> [STATED TASK] Search the records below for the word "track" and show every line where it occurs.

::::

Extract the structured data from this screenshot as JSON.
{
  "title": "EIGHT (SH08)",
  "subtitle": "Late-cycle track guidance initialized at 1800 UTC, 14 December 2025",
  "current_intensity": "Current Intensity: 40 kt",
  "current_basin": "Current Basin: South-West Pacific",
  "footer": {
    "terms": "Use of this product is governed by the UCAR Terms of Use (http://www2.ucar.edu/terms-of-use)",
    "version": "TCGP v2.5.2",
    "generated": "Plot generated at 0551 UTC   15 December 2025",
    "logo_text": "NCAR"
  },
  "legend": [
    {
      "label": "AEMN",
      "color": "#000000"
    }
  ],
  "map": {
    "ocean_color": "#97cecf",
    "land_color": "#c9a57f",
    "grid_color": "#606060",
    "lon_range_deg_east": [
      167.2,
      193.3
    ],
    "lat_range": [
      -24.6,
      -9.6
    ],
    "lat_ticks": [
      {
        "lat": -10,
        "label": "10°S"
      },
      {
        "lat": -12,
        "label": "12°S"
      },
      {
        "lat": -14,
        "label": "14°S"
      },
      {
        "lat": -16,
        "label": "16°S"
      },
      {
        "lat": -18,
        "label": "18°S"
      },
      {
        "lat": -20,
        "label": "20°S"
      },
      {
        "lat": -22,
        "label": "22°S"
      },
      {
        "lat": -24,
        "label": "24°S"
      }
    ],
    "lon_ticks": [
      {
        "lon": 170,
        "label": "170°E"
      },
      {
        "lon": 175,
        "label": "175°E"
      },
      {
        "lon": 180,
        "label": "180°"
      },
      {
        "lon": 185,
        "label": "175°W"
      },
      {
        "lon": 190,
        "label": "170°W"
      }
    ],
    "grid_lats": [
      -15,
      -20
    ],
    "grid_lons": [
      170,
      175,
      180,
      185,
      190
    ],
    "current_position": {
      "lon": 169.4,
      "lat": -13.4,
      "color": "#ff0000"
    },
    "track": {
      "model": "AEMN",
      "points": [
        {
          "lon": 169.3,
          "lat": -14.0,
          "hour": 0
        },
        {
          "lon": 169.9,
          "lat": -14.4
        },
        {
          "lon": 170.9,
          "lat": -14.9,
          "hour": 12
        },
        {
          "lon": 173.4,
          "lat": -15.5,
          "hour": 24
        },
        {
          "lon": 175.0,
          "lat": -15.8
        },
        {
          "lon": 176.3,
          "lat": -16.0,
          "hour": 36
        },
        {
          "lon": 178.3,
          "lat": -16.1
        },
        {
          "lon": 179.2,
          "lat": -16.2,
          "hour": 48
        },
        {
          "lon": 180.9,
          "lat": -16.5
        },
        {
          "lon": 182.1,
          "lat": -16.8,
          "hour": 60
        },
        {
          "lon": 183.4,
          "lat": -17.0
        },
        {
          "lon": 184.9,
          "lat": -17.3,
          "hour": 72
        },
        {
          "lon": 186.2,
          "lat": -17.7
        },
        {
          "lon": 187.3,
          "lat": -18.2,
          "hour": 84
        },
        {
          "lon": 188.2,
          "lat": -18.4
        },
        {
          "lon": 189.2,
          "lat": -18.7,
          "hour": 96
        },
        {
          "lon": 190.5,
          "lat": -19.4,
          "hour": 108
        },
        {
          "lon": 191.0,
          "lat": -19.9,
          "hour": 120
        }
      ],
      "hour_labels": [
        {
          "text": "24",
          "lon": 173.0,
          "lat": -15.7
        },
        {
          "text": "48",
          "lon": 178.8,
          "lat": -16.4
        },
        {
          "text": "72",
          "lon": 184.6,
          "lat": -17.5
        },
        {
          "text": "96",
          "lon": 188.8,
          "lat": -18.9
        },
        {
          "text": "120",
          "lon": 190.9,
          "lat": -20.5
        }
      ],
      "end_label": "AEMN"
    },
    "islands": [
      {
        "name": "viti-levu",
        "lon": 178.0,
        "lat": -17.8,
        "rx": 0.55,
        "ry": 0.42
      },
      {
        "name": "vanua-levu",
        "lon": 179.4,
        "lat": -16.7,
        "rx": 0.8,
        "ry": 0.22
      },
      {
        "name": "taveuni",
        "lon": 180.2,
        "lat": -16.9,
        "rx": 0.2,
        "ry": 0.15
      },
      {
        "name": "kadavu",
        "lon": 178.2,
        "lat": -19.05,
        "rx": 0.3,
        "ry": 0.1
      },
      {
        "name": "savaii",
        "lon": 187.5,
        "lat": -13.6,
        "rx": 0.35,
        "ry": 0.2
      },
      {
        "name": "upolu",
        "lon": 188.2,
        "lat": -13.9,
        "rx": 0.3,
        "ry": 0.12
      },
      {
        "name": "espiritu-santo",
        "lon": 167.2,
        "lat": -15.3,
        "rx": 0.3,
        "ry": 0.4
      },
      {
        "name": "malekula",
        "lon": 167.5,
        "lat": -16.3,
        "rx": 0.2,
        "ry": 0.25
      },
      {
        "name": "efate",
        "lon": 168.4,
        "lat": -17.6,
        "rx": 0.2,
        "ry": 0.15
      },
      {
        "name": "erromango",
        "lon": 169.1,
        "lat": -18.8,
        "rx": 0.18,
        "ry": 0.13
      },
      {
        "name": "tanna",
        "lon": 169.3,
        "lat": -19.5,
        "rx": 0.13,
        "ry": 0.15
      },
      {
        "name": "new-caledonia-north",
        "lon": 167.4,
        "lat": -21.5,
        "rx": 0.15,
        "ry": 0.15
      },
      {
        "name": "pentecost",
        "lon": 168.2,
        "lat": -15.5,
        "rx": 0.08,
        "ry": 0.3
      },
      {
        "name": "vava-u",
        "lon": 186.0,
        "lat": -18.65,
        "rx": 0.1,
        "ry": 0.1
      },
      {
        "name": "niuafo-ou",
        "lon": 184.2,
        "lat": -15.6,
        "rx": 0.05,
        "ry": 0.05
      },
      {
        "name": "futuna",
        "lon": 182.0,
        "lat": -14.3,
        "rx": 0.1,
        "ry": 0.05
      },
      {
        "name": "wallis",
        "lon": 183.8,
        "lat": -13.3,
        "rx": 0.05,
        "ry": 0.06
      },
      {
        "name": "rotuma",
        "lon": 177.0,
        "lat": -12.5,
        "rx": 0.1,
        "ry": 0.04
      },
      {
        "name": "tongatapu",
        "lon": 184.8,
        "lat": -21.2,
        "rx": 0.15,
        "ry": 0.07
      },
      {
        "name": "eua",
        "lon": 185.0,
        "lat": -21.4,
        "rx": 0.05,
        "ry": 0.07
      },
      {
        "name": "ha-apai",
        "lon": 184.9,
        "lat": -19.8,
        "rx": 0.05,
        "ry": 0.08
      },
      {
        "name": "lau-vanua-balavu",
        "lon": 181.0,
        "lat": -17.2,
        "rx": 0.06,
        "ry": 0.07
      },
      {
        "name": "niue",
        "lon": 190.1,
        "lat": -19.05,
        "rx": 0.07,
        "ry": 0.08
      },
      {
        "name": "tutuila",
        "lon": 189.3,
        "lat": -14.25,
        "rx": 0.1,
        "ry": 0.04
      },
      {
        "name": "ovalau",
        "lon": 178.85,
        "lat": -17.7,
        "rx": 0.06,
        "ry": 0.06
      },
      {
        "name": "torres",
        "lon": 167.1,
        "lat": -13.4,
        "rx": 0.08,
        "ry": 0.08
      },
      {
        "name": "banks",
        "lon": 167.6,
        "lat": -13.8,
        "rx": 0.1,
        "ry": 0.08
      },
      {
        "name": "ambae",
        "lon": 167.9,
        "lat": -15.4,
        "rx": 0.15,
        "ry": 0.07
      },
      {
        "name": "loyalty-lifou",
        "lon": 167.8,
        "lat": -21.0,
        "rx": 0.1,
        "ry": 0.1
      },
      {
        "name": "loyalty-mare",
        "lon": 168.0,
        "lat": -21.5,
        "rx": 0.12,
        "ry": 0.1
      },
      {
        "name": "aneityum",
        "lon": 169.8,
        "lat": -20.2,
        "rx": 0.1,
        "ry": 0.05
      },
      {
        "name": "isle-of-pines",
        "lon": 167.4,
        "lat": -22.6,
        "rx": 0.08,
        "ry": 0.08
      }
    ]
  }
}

::::

> [RESPONSE TO THE EXERCISE]
  "subtitle": "Late-cycle track guidance initialized at 1800 UTC, 14 December 2025",
    "track": {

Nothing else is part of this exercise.